**Task to complete:**
Find and copy each line of the records where the string "name" shows up.

━━━ Data in this exercise

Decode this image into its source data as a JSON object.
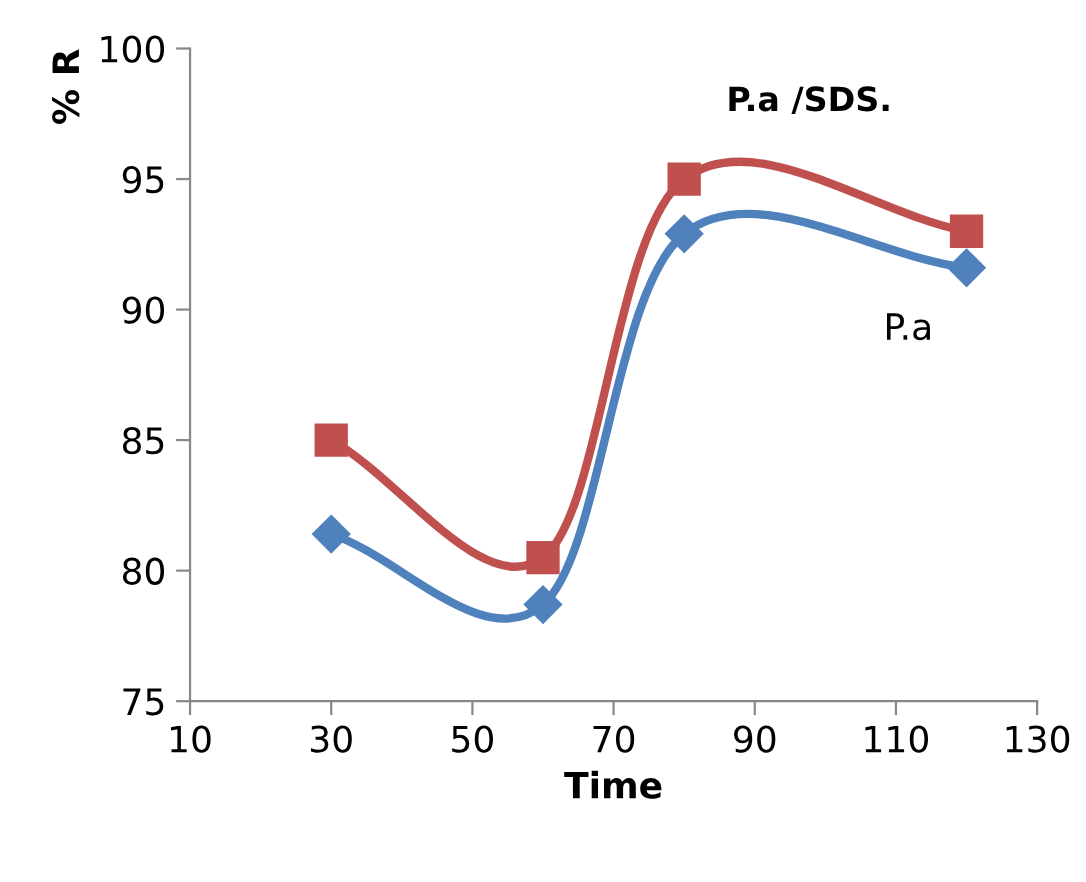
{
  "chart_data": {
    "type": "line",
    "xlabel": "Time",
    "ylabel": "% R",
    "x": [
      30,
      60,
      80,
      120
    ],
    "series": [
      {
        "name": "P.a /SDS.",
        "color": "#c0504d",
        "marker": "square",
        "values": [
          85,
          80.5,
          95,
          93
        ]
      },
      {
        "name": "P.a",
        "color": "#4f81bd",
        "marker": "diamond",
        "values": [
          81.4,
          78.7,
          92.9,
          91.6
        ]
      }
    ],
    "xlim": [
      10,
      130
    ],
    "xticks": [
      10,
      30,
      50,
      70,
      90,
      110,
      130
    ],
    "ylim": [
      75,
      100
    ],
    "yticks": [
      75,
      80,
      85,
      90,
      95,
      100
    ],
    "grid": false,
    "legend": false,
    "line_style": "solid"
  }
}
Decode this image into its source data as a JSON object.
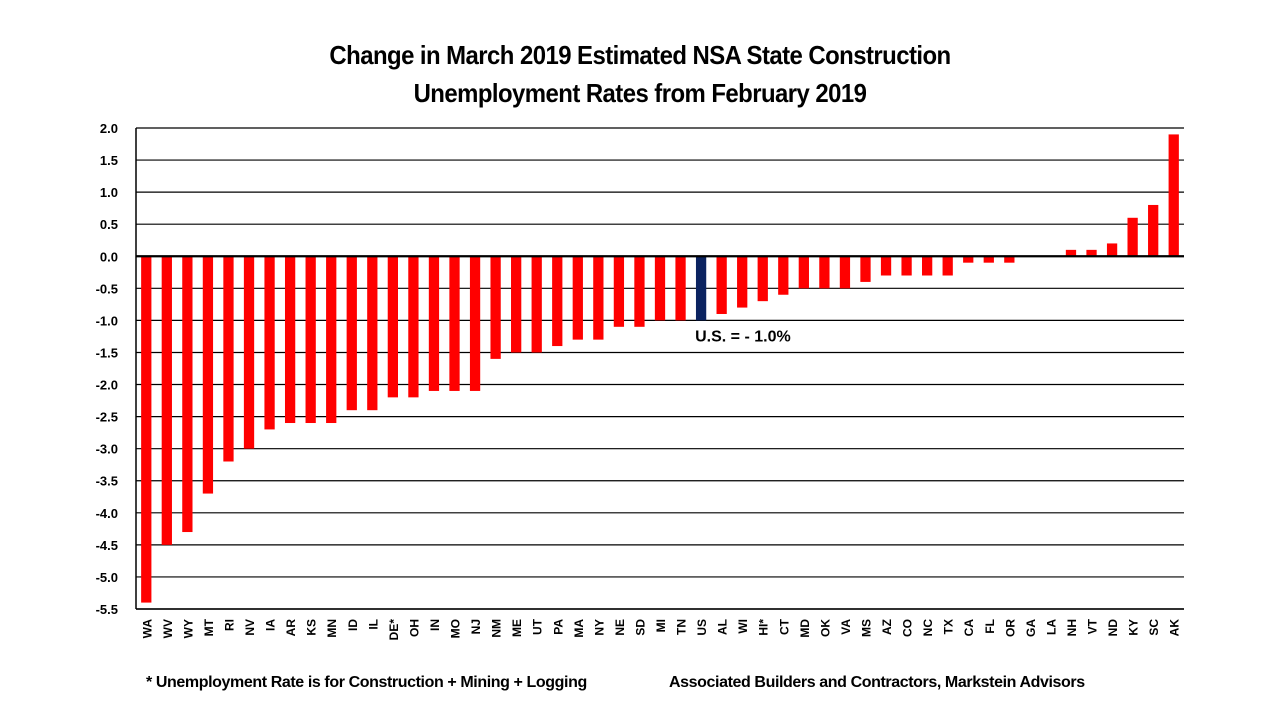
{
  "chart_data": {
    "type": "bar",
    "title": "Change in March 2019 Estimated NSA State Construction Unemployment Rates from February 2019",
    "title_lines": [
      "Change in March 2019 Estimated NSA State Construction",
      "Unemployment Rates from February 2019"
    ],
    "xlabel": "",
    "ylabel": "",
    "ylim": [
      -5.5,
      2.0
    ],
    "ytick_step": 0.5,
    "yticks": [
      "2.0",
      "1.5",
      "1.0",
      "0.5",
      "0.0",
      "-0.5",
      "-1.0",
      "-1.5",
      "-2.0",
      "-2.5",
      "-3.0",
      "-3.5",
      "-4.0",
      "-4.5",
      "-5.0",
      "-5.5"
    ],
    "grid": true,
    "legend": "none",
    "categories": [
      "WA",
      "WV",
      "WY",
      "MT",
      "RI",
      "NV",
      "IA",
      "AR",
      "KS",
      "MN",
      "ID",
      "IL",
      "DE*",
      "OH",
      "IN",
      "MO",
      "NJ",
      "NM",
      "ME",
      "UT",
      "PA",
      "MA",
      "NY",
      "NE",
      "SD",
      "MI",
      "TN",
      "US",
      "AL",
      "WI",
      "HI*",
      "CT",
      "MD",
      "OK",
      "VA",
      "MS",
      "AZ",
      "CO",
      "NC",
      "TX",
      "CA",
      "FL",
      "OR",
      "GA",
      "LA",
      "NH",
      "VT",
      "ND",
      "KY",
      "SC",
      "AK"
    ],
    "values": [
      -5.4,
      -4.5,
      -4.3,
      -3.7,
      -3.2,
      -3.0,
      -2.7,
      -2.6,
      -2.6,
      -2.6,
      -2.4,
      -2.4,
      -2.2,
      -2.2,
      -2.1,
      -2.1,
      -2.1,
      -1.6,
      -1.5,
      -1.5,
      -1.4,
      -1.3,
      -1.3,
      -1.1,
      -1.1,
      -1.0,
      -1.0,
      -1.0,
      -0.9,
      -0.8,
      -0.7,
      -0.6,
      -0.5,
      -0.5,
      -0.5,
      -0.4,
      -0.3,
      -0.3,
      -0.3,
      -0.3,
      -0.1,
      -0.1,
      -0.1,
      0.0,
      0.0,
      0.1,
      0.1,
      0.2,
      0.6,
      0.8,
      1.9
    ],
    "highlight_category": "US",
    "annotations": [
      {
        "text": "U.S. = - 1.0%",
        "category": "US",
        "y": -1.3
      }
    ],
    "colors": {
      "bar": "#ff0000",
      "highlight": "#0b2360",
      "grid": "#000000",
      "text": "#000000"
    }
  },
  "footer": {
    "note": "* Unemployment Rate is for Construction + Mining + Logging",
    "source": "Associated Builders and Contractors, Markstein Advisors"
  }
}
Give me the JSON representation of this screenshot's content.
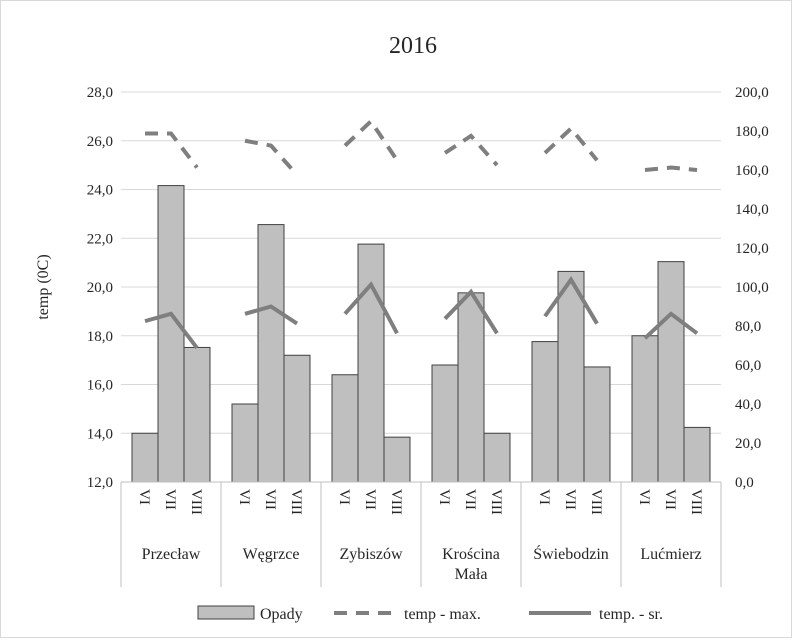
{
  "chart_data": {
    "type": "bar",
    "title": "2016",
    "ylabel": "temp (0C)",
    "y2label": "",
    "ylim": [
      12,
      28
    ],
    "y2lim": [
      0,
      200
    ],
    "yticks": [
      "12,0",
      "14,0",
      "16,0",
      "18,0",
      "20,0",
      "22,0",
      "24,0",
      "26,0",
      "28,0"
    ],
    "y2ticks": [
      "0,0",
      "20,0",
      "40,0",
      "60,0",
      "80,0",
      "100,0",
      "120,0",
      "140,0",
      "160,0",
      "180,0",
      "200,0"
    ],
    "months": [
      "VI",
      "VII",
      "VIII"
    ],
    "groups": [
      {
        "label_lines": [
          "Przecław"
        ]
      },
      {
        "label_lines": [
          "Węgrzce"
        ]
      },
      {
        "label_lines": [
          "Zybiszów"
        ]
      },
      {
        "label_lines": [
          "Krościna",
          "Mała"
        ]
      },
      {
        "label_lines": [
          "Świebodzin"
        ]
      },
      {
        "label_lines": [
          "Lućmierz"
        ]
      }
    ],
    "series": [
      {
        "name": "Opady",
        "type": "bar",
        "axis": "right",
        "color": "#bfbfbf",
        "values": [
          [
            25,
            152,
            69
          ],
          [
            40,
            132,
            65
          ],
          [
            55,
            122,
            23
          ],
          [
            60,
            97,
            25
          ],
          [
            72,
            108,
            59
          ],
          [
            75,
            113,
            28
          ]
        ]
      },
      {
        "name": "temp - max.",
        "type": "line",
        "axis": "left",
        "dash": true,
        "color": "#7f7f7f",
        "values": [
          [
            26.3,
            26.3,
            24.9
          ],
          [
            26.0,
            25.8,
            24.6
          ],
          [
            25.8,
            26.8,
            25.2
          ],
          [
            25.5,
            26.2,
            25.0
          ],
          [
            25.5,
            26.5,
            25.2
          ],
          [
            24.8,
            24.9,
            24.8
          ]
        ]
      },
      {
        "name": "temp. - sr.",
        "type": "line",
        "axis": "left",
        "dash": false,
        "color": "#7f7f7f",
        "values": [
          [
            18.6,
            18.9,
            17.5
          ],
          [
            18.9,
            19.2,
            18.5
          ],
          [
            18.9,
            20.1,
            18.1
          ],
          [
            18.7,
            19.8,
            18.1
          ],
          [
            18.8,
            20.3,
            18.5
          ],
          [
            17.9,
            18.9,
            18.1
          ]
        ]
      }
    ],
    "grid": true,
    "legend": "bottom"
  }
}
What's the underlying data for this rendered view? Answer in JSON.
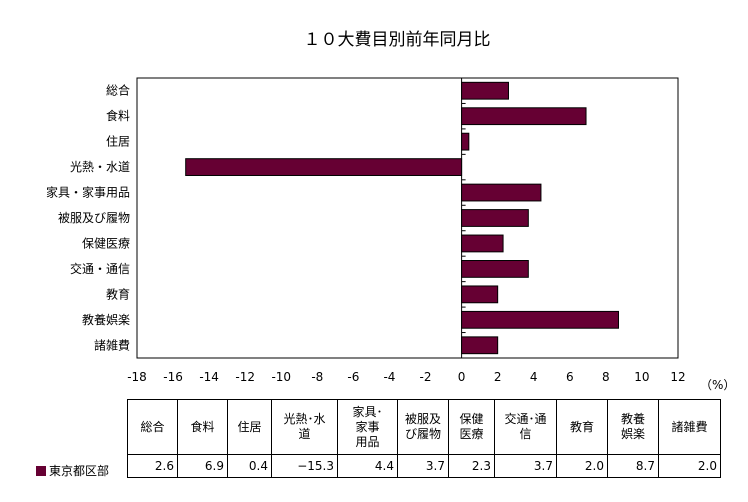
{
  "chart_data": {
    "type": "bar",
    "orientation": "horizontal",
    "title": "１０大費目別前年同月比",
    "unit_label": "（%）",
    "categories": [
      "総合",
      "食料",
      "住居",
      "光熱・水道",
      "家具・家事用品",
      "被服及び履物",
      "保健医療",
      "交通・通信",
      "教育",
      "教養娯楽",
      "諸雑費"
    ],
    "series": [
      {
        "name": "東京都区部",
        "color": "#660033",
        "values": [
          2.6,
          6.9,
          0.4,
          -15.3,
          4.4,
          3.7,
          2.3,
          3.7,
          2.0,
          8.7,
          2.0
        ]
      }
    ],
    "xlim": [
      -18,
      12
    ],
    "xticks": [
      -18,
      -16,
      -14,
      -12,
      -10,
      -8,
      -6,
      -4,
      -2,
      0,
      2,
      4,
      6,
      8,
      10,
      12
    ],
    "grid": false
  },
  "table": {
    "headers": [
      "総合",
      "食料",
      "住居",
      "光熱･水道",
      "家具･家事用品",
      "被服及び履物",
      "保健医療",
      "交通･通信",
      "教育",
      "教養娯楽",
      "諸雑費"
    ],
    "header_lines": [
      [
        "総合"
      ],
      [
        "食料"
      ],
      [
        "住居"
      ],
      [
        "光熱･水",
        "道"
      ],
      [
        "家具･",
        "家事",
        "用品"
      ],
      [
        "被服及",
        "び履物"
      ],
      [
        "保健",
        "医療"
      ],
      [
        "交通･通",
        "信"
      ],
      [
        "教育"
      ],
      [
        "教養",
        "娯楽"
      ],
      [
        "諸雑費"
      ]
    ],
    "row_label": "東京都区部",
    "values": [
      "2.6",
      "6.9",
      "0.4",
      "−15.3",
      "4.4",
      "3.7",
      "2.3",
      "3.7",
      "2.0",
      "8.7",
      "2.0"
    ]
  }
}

━━━━━━

**Reply to the task:**
        "name": "P.a /SDS.",
        "name": "P.a",
        "name": "Opady",
        "name": "temp - max.",
        "name": "temp. - sr.",
        "name": "東京都区部",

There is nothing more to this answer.